--- Start PROVIDED PASSAGE ---

Monday, January 23, 2006

The Pulse Asia Survey on People Power

pinion Pollster PULSE ASIA, INC. asked 1200 people the following question (last October 15-27, 2005): "Which of the following protests or "People Power" rallies that overthrew or tried to overthrow a president did you favor?

Last week the results of that poll were released on the Fifth Anniversary of the Edsa 2 event, which was not celebrated, ocmmemorated or even MENTIONED by President Gloria Macapagal Arroyo, its principsal beneficiary. The attitudes of Filipinos to the various "People Power" events of the post-Marcos era thus have a poignant relevance to current and future events. Dr. Ana Maria L Tabunda gives the Highlights of Pulse Asia's periodic Ulat ng Bayan (National Report) --
As the country commemorates the January 2001 People Power exercise, survey findings show that a big plurality of Filipinos (42%) did not favor this or any of the other “People Power” rallies that ousted or attempted to oust the country’s president – a sentiment that is most pronounced in the Visayas (50%) and in Mindanao (55%).
Their results were summarized in Table 1 at the Pulse Asia site and reproduced below:

Republic Manila Luzon Visayas Mindanao ABC D E
People Power 1
(Feb. 1986)
Marcos ousted.
36 % 45 % 42 % 34 % 21 % 55 % 35 % 32 %
People Power 2
(Jan. 2001)
Estrada ousted
10 % 17 % 9 % 10 % 6 % 16 % 10 % 8 %
People Power 3
(May, 2001)
GMA not ousted.
8 % 8 % 9 % 6 % 6 % 6 % 8 % 7 %
"Others" 9 % 7 % 8 % 6 % 14 % 7 % 8 % 10 %
Did Not Favor Any
People Power Rally
42 % 35 % 34 % 50 % 55 % 28 % 42 % 46 %
TOTALS 105 % 112 % 102 % 106 % 102 % 112 % 103 % 103 %


This is because this Pulse Asia survey allowed respondents to make MULTIPLE ENTRIES, since indeed, many who participated in Edsa 1 also evidently participated in Edsa 2. But this makes for double counting those favoring the people power rallies to unseat Presidents. I don't like this survey design for that reason.
Pulse Asia described the data in the table above in bold type:

Filipinos did not favor “People Power” exercises."

--- End PROVIDED PASSAGE ---

▶ **EXERCISES**
A – Answer these questions from the post on the Pulse Asia People Power survey, one line per answer, marked the same way.
(i) How many people did Pulse Asia ask the question?
(ii) In Mindanao, what percentage did not favor any People Power rally?
(iii) According to the post, why do the column totals in the table come to more than 100%?
B – Write the next part of the post on the Pulse Asia People Power survey, picking up right after Pulse Asia's bold-type summary.
The material that comes next is from a different source than the post on the Pulse Asia People Power survey.

--- Start STORED RECORDS ---

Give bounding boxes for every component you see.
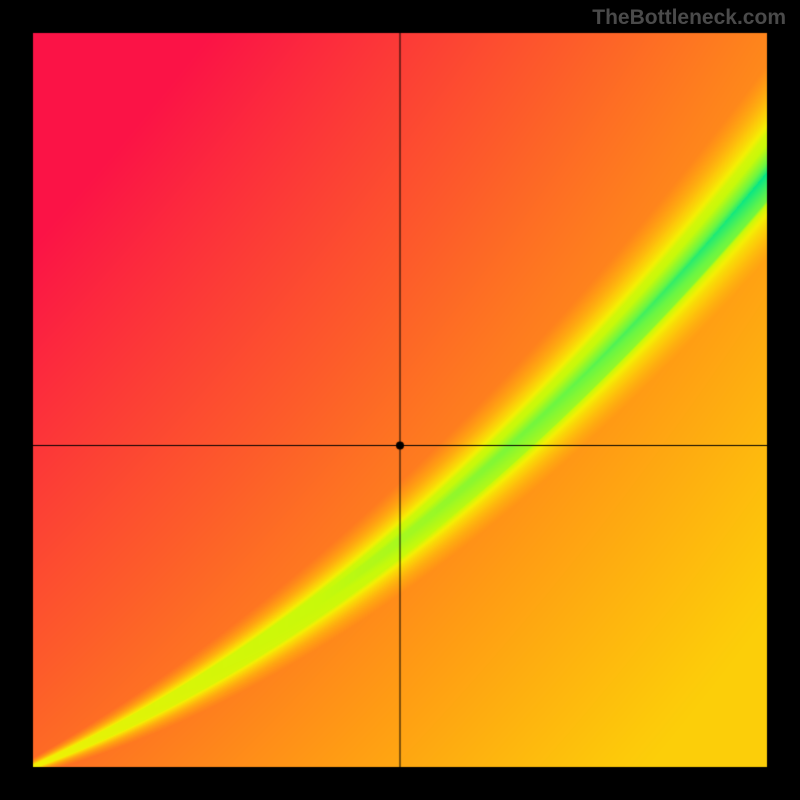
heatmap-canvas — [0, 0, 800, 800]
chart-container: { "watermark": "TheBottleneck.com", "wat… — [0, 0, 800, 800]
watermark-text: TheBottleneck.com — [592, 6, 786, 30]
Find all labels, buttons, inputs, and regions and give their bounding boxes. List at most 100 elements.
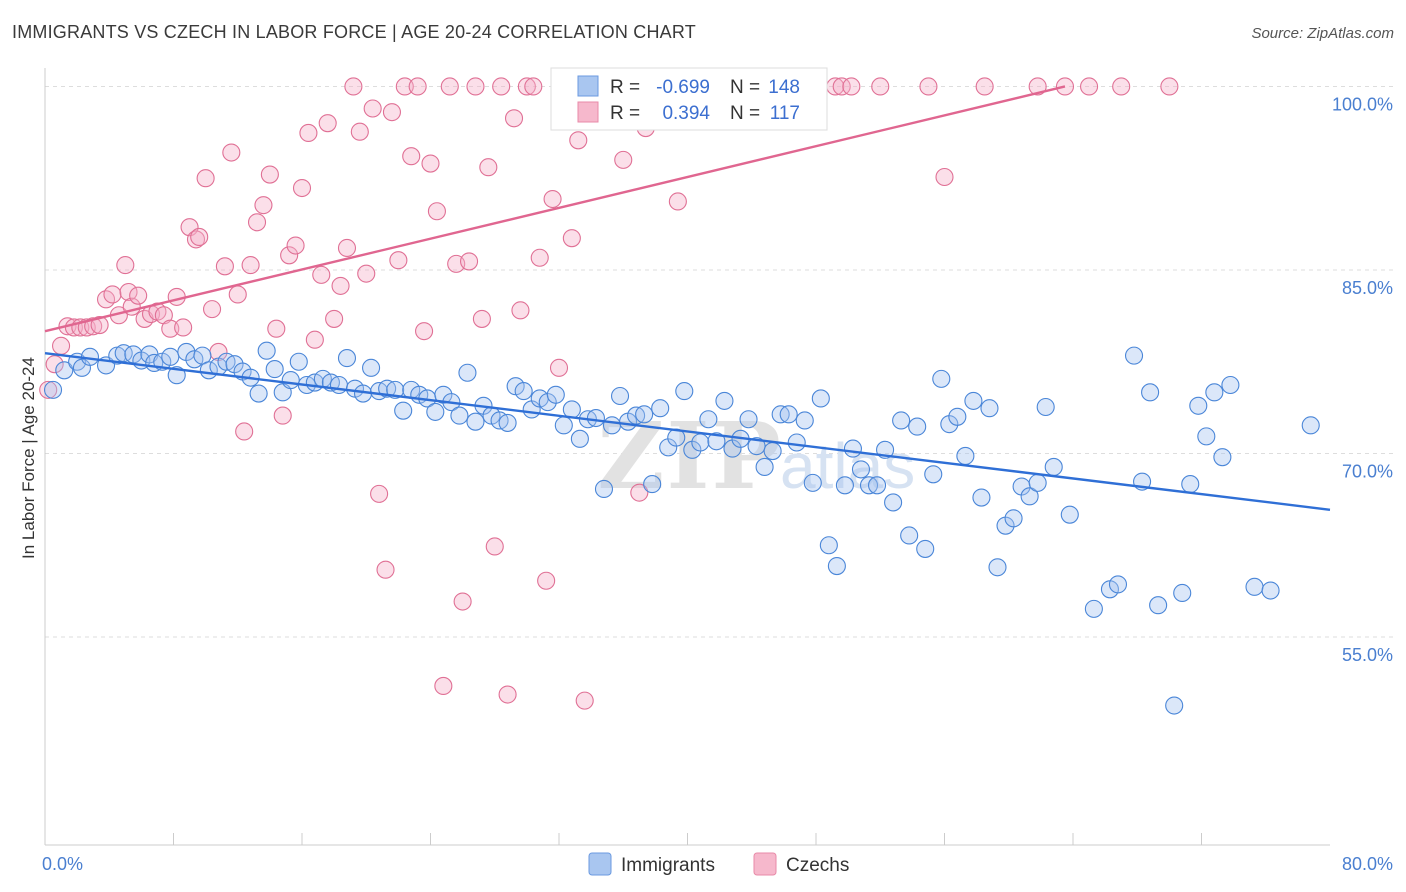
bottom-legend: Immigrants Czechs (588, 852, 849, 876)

--- End STORED RECORDS ---

▶ **EXPECTED OUTPUTS**
A –
(i) 1200 people.
(ii) 55%.
(iii) Respondents were allowed to make multiple entries.

B –
While this statement is certainly true, the data of Table 1 really supports an even stronger conclusion: When taken one people power event at a time, there was never a MAJORITY of Filipinos "favoring" that event. It is a little misleading in my opinion, for Pulse Asia to add up the percentages the way they did, coming to a conclusion that a "plurality" did not favor the People Power rallies.

I am also wondering about the category "Others" that was included in the list of choices for the respondents. Since the survey question was "Which of the following protests or "People Power" rallies that overthrew or tried to overthrow a president did you favor?" this can only refer to rallies trying to unseat Fidel Ramos, the only President who was not being unseated in People Powers 1, 2 or 3. Logically speaking, there shouldn't have been this category at all, and that these 9% of the respondents already indicated they did not favor People Power 1, 2 or 3 since they did not choose those options. In other words, it seems to me, the data in Table 1 indicates that an ABSOLUTE MAJORITY of51% (42% + 9%) did not favor ANY of the people power rallies as a means of ousting a President.

A QUESTION ABOUT THE SURVEY TARGET POPULATION: I could not tell from the Pulse Asia writeup how they dealt with the following problem. Doing a survey of this kind is perilous. The survey probes how people alive in 2005 feel about three past events in 1986, January, 2001 and May 2001, that are not so long ago they are settled matters of history, nor did the target population experienced them together. If the survey only used respondents who were at least 18 in 1986, that excludes an awful lot of the 80 million alive today (or 40 million of voting age).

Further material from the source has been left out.